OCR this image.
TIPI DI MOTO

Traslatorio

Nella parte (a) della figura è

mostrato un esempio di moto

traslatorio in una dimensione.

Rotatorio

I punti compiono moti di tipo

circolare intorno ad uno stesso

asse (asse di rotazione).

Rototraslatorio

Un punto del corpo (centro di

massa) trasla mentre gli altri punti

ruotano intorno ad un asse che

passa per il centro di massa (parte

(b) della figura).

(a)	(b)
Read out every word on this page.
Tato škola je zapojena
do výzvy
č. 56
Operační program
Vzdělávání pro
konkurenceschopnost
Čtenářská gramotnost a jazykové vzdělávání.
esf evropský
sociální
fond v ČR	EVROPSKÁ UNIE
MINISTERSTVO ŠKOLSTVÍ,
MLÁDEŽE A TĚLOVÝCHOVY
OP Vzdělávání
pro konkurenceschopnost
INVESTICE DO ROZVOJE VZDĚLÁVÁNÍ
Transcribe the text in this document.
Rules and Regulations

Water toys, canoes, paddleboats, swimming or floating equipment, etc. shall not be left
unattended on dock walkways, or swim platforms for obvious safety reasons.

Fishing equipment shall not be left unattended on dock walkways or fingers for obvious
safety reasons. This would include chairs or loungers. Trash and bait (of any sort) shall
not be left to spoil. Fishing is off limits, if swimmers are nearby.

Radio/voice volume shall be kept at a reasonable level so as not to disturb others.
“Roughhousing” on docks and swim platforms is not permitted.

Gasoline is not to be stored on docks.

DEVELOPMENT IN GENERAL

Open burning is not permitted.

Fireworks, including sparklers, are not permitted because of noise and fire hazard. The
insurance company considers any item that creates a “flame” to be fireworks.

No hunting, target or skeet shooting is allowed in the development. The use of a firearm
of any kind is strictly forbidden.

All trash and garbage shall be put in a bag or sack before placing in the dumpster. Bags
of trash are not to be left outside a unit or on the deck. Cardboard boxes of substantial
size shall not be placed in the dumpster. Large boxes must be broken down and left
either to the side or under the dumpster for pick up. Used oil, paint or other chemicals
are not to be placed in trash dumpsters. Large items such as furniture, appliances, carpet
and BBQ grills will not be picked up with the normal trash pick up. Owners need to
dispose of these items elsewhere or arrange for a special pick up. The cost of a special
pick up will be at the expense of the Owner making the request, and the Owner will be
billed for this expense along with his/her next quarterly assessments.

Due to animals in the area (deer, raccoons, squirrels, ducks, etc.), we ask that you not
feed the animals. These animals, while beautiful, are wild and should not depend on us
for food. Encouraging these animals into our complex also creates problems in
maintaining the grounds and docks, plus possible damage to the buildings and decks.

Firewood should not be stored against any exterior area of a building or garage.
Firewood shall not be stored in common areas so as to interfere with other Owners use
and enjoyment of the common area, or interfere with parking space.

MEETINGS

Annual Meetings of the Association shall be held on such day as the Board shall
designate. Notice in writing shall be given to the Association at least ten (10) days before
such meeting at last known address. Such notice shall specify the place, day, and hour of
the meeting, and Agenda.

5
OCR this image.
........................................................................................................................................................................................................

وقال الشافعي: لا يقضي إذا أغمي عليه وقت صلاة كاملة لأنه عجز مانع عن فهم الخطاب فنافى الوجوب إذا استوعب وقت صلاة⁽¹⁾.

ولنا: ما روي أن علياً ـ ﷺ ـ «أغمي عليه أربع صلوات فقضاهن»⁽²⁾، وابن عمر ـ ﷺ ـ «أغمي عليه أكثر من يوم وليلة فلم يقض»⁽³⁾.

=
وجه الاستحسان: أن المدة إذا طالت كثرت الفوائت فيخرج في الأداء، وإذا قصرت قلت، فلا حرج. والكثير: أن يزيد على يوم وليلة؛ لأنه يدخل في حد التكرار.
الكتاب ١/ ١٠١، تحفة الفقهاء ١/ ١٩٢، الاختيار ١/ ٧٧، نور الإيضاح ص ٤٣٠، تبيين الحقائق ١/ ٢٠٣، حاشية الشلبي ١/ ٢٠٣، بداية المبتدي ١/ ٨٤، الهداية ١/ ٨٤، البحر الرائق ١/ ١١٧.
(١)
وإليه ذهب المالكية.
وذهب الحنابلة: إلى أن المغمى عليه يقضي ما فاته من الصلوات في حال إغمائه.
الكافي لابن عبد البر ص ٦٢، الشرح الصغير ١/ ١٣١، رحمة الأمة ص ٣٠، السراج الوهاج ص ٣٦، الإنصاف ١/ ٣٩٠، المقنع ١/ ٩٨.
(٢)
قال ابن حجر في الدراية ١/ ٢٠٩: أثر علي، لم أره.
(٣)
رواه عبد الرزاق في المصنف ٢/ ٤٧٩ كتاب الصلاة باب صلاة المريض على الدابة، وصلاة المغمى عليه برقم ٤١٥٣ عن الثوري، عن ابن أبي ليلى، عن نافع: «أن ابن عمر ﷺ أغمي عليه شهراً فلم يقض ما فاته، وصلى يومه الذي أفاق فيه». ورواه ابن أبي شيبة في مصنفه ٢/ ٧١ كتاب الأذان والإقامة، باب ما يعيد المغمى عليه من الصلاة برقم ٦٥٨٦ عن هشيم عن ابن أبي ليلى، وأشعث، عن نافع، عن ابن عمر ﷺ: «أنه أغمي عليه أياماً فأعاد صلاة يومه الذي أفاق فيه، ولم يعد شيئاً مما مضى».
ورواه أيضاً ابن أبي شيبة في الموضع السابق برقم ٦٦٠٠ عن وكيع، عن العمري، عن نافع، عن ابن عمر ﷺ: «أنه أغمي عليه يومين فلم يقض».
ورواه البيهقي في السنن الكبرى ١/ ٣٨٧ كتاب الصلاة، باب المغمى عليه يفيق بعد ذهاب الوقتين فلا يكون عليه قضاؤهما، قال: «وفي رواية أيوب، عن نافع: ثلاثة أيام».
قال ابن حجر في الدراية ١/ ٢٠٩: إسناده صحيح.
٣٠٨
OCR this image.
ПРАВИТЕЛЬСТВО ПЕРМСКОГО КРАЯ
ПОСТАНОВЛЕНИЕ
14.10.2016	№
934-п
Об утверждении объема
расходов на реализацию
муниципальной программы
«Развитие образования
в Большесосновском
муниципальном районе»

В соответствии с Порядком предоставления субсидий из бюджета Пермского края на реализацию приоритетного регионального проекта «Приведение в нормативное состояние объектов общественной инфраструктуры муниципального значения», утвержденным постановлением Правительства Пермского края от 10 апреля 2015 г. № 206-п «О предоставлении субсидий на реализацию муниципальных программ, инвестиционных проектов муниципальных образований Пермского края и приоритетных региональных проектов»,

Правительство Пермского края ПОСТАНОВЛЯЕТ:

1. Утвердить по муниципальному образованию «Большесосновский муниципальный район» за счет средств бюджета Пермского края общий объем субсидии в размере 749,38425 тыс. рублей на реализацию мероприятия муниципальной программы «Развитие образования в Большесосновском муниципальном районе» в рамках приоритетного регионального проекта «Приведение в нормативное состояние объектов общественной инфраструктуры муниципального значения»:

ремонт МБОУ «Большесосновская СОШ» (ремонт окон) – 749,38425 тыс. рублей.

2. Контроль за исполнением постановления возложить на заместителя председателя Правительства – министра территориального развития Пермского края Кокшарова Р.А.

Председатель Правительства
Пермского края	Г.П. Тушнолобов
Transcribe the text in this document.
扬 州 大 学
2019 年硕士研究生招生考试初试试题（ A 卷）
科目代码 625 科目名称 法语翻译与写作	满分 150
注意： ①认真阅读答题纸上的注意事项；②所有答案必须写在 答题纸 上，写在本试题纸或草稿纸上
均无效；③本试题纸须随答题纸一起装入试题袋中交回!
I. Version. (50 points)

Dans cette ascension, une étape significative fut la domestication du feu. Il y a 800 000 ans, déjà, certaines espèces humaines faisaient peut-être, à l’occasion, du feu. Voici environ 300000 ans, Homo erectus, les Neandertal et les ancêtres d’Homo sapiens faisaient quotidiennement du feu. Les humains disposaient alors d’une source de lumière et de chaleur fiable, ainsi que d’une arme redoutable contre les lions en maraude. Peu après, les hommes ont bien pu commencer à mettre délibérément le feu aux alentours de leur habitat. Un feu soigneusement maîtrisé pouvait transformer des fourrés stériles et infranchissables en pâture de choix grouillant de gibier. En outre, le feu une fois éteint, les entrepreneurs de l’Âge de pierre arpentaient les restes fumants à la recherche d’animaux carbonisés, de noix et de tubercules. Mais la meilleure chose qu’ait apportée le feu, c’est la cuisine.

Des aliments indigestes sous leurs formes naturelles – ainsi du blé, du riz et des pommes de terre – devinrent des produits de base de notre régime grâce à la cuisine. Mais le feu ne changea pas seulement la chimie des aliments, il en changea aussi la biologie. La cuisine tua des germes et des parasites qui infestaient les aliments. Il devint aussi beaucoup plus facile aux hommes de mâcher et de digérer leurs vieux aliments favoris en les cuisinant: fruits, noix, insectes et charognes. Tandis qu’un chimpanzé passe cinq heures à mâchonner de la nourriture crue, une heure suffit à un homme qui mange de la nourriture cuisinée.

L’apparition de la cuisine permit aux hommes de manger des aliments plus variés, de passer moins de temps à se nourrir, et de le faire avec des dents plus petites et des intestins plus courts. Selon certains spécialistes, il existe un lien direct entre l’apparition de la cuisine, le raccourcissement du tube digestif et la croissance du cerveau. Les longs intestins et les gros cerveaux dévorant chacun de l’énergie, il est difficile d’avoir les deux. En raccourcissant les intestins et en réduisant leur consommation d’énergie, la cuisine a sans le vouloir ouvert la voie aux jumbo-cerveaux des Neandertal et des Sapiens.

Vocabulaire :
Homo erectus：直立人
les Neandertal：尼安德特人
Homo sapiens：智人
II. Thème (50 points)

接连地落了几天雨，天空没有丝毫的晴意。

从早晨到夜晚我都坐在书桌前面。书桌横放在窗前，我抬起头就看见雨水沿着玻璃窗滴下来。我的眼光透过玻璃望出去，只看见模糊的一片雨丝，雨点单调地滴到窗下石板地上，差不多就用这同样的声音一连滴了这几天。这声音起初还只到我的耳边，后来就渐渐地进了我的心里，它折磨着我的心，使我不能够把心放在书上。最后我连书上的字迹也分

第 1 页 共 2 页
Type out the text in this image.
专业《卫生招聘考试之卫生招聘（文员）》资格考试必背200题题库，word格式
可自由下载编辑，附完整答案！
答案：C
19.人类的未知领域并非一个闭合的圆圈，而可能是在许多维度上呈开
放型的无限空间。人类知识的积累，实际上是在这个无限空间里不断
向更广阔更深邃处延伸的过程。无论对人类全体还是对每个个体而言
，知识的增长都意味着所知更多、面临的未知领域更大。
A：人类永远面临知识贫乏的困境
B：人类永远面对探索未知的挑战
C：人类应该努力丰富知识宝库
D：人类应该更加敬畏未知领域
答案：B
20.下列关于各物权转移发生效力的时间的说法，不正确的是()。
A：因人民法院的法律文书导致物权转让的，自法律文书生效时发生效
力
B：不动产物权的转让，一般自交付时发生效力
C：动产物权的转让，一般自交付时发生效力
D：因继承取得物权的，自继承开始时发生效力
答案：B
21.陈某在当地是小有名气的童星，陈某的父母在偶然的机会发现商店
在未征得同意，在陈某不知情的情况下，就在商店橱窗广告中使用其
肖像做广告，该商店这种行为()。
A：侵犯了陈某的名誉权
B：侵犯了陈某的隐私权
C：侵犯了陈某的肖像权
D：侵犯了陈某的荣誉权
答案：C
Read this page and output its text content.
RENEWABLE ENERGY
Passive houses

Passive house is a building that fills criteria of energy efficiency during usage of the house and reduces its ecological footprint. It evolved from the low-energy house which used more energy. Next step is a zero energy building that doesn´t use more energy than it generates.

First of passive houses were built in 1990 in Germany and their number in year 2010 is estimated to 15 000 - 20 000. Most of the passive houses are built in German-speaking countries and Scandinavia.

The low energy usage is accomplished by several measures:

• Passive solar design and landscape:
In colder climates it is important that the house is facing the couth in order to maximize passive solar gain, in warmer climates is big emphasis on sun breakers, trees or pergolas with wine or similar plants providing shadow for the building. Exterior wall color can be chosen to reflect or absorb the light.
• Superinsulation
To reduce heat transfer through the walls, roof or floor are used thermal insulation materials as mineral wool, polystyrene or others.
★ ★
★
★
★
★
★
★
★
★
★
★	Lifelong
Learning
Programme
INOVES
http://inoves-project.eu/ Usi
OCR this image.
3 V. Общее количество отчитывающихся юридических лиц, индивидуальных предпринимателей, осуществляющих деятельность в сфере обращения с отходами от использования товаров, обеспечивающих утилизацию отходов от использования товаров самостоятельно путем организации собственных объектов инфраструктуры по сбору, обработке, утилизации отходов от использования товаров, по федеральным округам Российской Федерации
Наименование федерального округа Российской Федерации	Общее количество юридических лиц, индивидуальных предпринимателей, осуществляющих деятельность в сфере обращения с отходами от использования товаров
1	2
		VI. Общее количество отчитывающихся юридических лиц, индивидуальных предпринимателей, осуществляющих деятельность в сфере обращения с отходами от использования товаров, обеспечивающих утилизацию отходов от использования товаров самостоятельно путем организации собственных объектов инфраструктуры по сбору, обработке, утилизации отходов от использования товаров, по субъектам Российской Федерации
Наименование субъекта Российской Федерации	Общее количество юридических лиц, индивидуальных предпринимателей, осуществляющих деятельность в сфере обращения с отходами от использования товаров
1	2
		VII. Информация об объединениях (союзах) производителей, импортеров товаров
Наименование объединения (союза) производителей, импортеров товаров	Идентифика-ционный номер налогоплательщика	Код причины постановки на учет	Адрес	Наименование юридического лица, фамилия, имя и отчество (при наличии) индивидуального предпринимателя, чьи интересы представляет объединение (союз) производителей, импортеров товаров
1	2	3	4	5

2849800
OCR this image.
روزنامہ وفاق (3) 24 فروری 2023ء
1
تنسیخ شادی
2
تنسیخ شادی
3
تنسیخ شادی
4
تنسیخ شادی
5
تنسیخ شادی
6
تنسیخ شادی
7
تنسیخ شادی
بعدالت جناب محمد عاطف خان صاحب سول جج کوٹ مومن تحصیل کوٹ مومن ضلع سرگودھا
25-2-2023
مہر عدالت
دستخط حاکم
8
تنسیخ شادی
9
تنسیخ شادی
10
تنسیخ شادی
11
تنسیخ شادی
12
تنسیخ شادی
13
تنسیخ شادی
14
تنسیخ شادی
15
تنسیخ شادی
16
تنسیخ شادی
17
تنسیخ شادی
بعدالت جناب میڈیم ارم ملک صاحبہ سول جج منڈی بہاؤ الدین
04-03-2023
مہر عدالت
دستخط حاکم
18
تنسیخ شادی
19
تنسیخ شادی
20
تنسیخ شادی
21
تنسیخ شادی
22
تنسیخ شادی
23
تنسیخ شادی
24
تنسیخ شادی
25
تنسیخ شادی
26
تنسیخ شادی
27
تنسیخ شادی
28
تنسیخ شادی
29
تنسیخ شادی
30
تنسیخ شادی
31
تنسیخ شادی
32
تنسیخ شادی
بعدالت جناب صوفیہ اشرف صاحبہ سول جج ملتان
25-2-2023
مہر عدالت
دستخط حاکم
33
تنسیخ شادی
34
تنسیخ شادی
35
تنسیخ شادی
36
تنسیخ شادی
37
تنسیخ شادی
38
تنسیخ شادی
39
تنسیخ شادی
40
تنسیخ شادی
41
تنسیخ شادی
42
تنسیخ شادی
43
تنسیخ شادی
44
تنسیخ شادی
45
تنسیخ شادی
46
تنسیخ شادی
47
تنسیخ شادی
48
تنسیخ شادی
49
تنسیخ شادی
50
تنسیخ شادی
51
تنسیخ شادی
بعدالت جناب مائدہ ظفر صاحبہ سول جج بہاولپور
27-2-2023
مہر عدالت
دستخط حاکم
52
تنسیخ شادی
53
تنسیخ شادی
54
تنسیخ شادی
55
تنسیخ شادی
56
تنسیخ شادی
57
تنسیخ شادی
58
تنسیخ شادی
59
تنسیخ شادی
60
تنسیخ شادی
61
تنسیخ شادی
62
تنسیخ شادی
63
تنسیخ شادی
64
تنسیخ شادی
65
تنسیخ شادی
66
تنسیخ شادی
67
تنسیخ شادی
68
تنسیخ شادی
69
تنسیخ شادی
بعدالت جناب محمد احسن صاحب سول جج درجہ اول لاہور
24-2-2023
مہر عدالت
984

Written instruction | Copy each line that contains the word "برقم".

The reply |
رواه عبد الرزاق في المصنف ٢/ ٤٧٩ كتاب الصلاة باب صلاة المريض على الدابة، وصلاة المغمى عليه برقم ٤١٥٣ عن الثوري، عن ابن أبي ليلى، عن نافع: «أن ابن عمر ﷺ أغمي عليه شهراً فلم يقض ما فاته، وصلى يومه الذي أفاق فيه». ورواه ابن أبي شيبة في مصنفه ٢/ ٧١ كتاب الأذان والإقامة، باب ما يعيد المغمى عليه من الصلاة برقم ٦٥٨٦ عن هشيم عن ابن أبي ليلى، وأشعث، عن نافع، عن ابن عمر ﷺ: «أنه أغمي عليه أياماً فأعاد صلاة يومه الذي أفاق فيه، ولم يعد شيئاً مما مضى».
ورواه أيضاً ابن أبي شيبة في الموضع السابق برقم ٦٦٠٠ عن وكيع، عن العمري، عن نافع، عن ابن عمر ﷺ: «أنه أغمي عليه يومين فلم يقض».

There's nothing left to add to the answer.